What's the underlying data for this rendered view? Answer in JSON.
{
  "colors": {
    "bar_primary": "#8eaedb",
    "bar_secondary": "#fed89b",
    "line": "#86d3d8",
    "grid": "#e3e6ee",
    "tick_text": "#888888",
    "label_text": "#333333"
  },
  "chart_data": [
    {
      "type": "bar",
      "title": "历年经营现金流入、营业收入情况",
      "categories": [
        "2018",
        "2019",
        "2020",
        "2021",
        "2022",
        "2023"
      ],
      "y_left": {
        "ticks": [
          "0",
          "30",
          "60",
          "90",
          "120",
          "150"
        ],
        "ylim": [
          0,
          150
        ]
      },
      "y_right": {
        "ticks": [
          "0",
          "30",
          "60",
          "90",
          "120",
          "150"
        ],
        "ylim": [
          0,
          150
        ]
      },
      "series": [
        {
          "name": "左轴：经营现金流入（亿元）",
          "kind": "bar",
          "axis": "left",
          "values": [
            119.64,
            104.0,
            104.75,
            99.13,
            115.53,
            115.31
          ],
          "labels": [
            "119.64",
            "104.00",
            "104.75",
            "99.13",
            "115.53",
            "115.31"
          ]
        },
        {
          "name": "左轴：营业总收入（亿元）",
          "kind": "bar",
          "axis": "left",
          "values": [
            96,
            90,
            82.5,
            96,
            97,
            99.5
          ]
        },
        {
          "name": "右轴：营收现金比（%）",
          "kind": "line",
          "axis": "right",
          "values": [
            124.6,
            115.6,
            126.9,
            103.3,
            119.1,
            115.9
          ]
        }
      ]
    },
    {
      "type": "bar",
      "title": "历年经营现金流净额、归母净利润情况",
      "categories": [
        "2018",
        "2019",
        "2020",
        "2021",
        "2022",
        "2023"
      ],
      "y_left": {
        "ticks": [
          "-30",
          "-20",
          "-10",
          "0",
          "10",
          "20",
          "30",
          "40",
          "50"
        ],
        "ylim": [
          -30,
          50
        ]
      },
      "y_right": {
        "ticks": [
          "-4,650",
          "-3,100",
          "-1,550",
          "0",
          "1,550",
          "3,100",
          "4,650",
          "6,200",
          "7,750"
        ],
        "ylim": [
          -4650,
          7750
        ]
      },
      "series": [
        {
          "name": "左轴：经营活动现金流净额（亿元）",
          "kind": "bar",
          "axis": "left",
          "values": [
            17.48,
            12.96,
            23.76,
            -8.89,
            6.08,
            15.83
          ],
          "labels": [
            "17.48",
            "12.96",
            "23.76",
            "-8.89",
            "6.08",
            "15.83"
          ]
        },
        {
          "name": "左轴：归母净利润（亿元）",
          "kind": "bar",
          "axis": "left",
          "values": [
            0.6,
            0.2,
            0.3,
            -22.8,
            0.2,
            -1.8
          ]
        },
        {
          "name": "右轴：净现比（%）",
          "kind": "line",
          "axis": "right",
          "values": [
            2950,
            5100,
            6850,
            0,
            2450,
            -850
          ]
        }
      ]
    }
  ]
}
__________________________________________________
Stated goal: Copy out each line of the listing that holds "name".

Exercise output:
          "name": "左轴：经营现金流入（亿元）",
          "name": "左轴：营业总收入（亿元）",
          "name": "右轴：营收现金比（%）",
          "name": "左轴：经营活动现金流净额（亿元）",
          "name": "左轴：归母净利润（亿元）",
          "name": "右轴：净现比（%）",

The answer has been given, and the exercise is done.